## Problem statement
Pictures within the data are to be left out; everything else must be reproduced exactly.

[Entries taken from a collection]
--

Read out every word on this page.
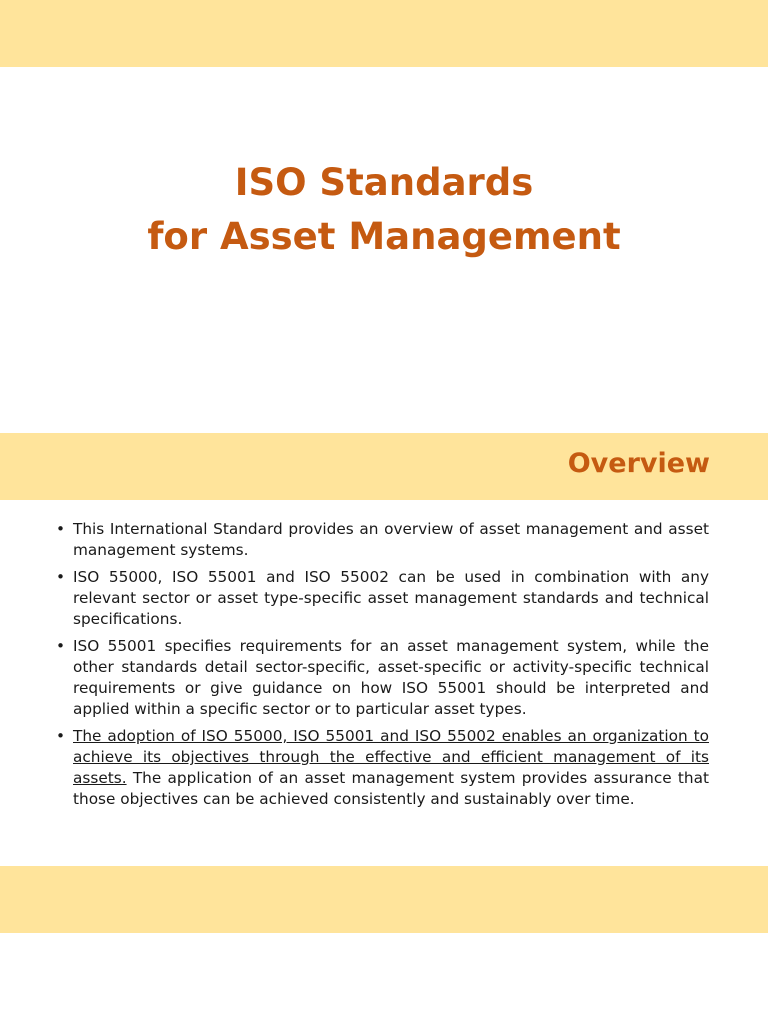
ISO Standards
for Asset Management
Overview
• This International Standard provides an overview of asset management and asset management systems.
• ISO 55000, ISO 55001 and ISO 55002 can be used in combination with any relevant sector or asset type-specific asset management standards and technical specifications.
• ISO 55001 specifies requirements for an asset management system, while the other standards detail sector-specific, asset-specific or activity-specific technical requirements or give guidance on how ISO 55001 should be interpreted and applied within a specific sector or to particular asset types.
• The adoption of ISO 55000, ISO 55001 and ISO 55002 enables an organization to achieve its objectives through the effective and efficient management of its assets. The application of an asset management system provides assurance that those objectives can be achieved consistently and sustainably over time.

--

## The answer
Read out every word on this page.
ISO Standards
for Asset Management
Overview
• This International Standard provides an overview of asset management and asset management systems.
• ISO 55000, ISO 55001 and ISO 55002 can be used in combination with any relevant sector or asset type-specific asset management standards and technical specifications.
• ISO 55001 specifies requirements for an asset management system, while the other standards detail sector-specific, asset-specific or activity-specific technical requirements or give guidance on how ISO 55001 should be interpreted and applied within a specific sector or to particular asset types.
• The adoption of ISO 55000, ISO 55001 and ISO 55002 enables an organization to achieve its objectives through the effective and efficient management of its assets. The application of an asset management system provides assurance that those objectives can be achieved consistently and sustainably over time.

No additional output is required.